Records from a dataset:
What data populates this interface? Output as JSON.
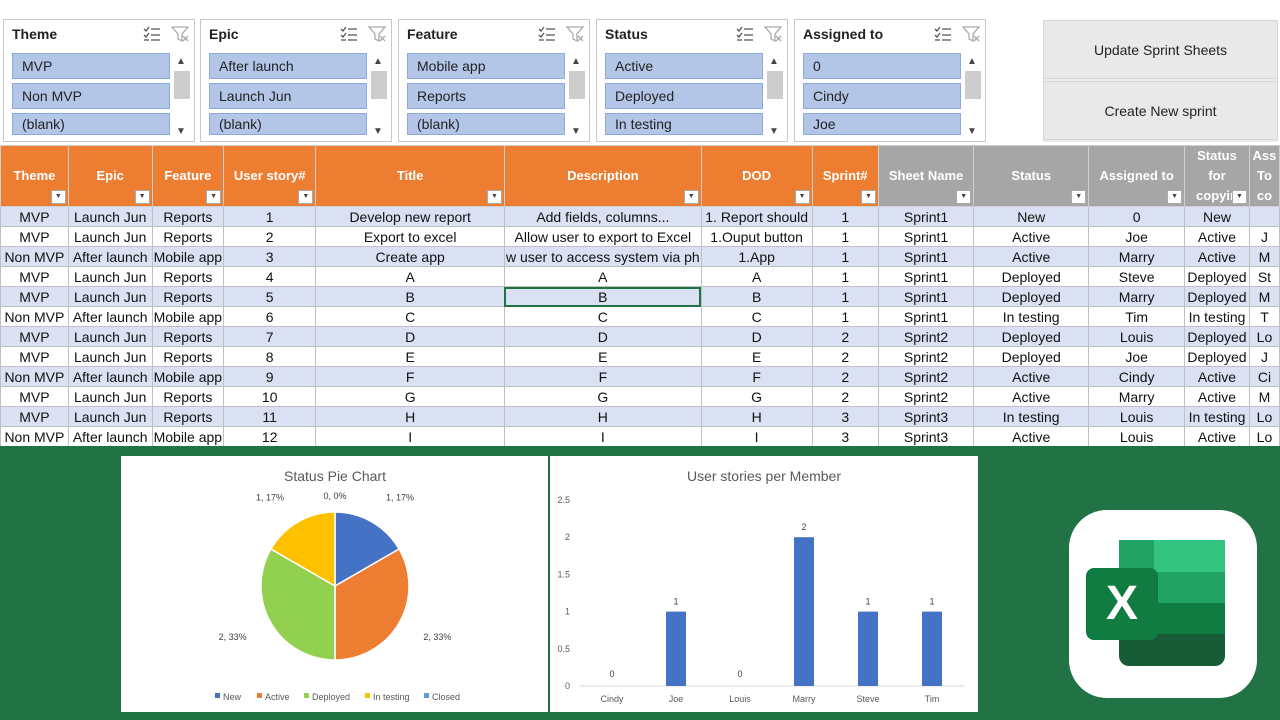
{
  "slicers": [
    {
      "title": "Theme",
      "items": [
        "MVP",
        "Non MVP",
        "(blank)"
      ]
    },
    {
      "title": "Epic",
      "items": [
        "After launch",
        "Launch Jun",
        "(blank)"
      ]
    },
    {
      "title": "Feature",
      "items": [
        "Mobile app",
        "Reports",
        "(blank)"
      ]
    },
    {
      "title": "Status",
      "items": [
        "Active",
        "Deployed",
        "In testing"
      ]
    },
    {
      "title": "Assigned to",
      "items": [
        "0",
        "Cindy",
        "Joe"
      ]
    }
  ],
  "buttons": {
    "update": "Update Sprint Sheets",
    "create": "Create New sprint"
  },
  "table": {
    "headers": [
      "Theme",
      "Epic",
      "Feature",
      "User story#",
      "Title",
      "Description",
      "DOD",
      "Sprint#",
      "Sheet Name",
      "Status",
      "Assigned to",
      "Status for copyin",
      "Ass To co"
    ],
    "rows": [
      [
        "MVP",
        "Launch Jun",
        "Reports",
        "1",
        "Develop new report",
        "Add fields, columns...",
        "1. Report should",
        "1",
        "Sprint1",
        "New",
        "0",
        "New",
        ""
      ],
      [
        "MVP",
        "Launch Jun",
        "Reports",
        "2",
        "Export to excel",
        "Allow user to export to Excel",
        "1.Ouput button",
        "1",
        "Sprint1",
        "Active",
        "Joe",
        "Active",
        "J"
      ],
      [
        "Non MVP",
        "After launch",
        "Mobile app",
        "3",
        "Create app",
        "w user to access system via ph",
        "1.App",
        "1",
        "Sprint1",
        "Active",
        "Marry",
        "Active",
        "M"
      ],
      [
        "MVP",
        "Launch Jun",
        "Reports",
        "4",
        "A",
        "A",
        "A",
        "1",
        "Sprint1",
        "Deployed",
        "Steve",
        "Deployed",
        "St"
      ],
      [
        "MVP",
        "Launch Jun",
        "Reports",
        "5",
        "B",
        "B",
        "B",
        "1",
        "Sprint1",
        "Deployed",
        "Marry",
        "Deployed",
        "M"
      ],
      [
        "Non MVP",
        "After launch",
        "Mobile app",
        "6",
        "C",
        "C",
        "C",
        "1",
        "Sprint1",
        "In testing",
        "Tim",
        "In testing",
        "T"
      ],
      [
        "MVP",
        "Launch Jun",
        "Reports",
        "7",
        "D",
        "D",
        "D",
        "2",
        "Sprint2",
        "Deployed",
        "Louis",
        "Deployed",
        "Lo"
      ],
      [
        "MVP",
        "Launch Jun",
        "Reports",
        "8",
        "E",
        "E",
        "E",
        "2",
        "Sprint2",
        "Deployed",
        "Joe",
        "Deployed",
        "J"
      ],
      [
        "Non MVP",
        "After launch",
        "Mobile app",
        "9",
        "F",
        "F",
        "F",
        "2",
        "Sprint2",
        "Active",
        "Cindy",
        "Active",
        "Ci"
      ],
      [
        "MVP",
        "Launch Jun",
        "Reports",
        "10",
        "G",
        "G",
        "G",
        "2",
        "Sprint2",
        "Active",
        "Marry",
        "Active",
        "M"
      ],
      [
        "MVP",
        "Launch Jun",
        "Reports",
        "11",
        "H",
        "H",
        "H",
        "3",
        "Sprint3",
        "In testing",
        "Louis",
        "In testing",
        "Lo"
      ],
      [
        "Non MVP",
        "After launch",
        "Mobile app",
        "12",
        "I",
        "I",
        "I",
        "3",
        "Sprint3",
        "Active",
        "Louis",
        "Active",
        "Lo"
      ]
    ]
  },
  "chart_data": [
    {
      "type": "pie",
      "title": "Status Pie Chart",
      "categories": [
        "New",
        "Active",
        "Deployed",
        "In testing",
        "Closed"
      ],
      "values": [
        1,
        2,
        2,
        1,
        0
      ],
      "labels": [
        "1, 17%",
        "2, 33%",
        "2, 33%",
        "1, 17%",
        "0, 0%"
      ],
      "colors": [
        "#4472c4",
        "#ed7d31",
        "#92d050",
        "#ffc000",
        "#5b9bd5"
      ],
      "legend": "bottom"
    },
    {
      "type": "bar",
      "title": "User stories per Member",
      "categories": [
        "Cindy",
        "Joe",
        "Louis",
        "Marry",
        "Steve",
        "Tim"
      ],
      "values": [
        0,
        1,
        0,
        2,
        1,
        1
      ],
      "ylim": [
        0,
        2.5
      ],
      "yticks": [
        "0",
        "0.5",
        "1",
        "1.5",
        "2",
        "2.5"
      ],
      "color": "#4472c4",
      "grid": false
    }
  ],
  "colors": {
    "background": "#217346",
    "header_orange": "#ed7d31",
    "header_gray": "#a6a6a6",
    "band": "#d9e1f2",
    "slicer_item": "#b4c6e7"
  },
  "logo": {
    "letter": "X"
  }
}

◆ Exercise directions ◆
Scan the material for lines with the word "Create", and copy each line you find.

◆ Complete response ◆
    "create": "Create New sprint"
        "Create app",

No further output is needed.